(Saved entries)
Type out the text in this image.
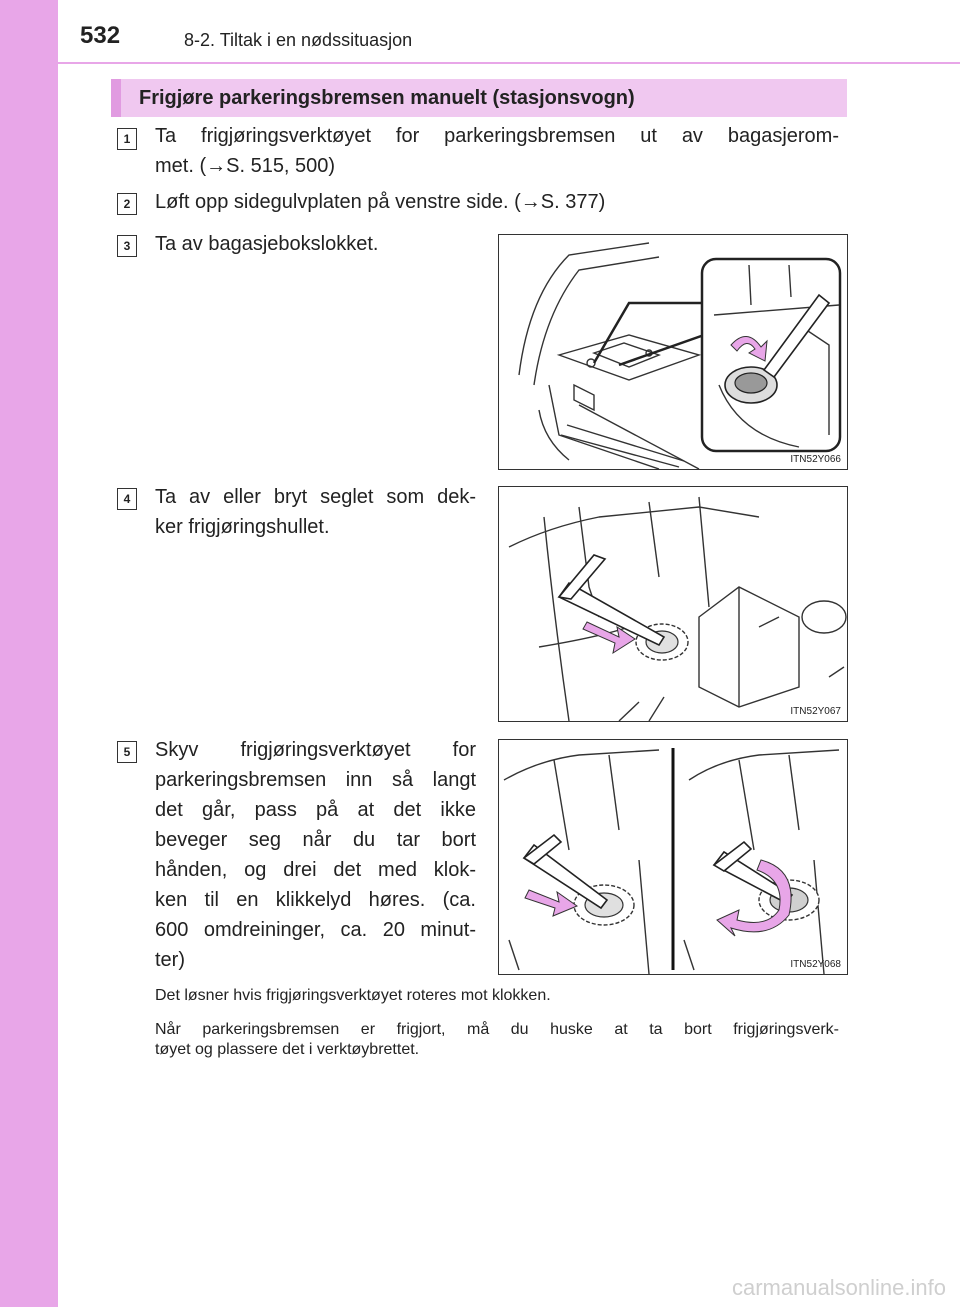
532	8-2. Tiltak i en nødssituasjon
Frigjøre parkeringsbremsen manuelt (stasjonsvogn)
1	Ta frigjøringsverktøyet for parkeringsbremsen ut av bagasjerom-
met. (→S. 515, 500)
2	Løft opp sidegulvplaten på venstre side. (→S. 377)
3	Ta av bagasjebokslokket.
ITN52Y066
4	Ta av eller bryt seglet som dek-
ker frigjøringshullet.
ITN52Y067
5	Skyv frigjøringsverktøyet for
parkeringsbremsen inn så langt
det går, pass på at det ikke
beveger seg når du tar bort
hånden, og drei det med klok-
ken til en klikkelyd høres. (ca.
600 omdreininger, ca. 20 minut-
ter)	ITN52Y068
Det løsner hvis frigjøringsverktøyet roteres mot klokken.
Når parkeringsbremsen er frigjort, må du huske at ta bort frigjøringsverk-
tøyet og plassere det i verktøybrettet.
carmanualsonline.info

* **Exercise details**:
Each record above should come back exactly the same, only without its pictures.

* **Result of the task**:
Type out the text in this image.
532	8-2. Tiltak i en nødssituasjon
Frigjøre parkeringsbremsen manuelt (stasjonsvogn)
1	Ta frigjøringsverktøyet for parkeringsbremsen ut av bagasjerom-
met. (→S. 515, 500)
2	Løft opp sidegulvplaten på venstre side. (→S. 377)
3	Ta av bagasjebokslokket.
ITN52Y066
4	Ta av eller bryt seglet som dek-
ker frigjøringshullet.
ITN52Y067
5	Skyv frigjøringsverktøyet for
parkeringsbremsen inn så langt
det går, pass på at det ikke
beveger seg når du tar bort
hånden, og drei det med klok-
ken til en klikkelyd høres. (ca.
600 omdreininger, ca. 20 minut-
ter)	ITN52Y068
Det løsner hvis frigjøringsverktøyet roteres mot klokken.
Når parkeringsbremsen er frigjort, må du huske at ta bort frigjøringsverk-
tøyet og plassere det i verktøybrettet.
carmanualsonline.info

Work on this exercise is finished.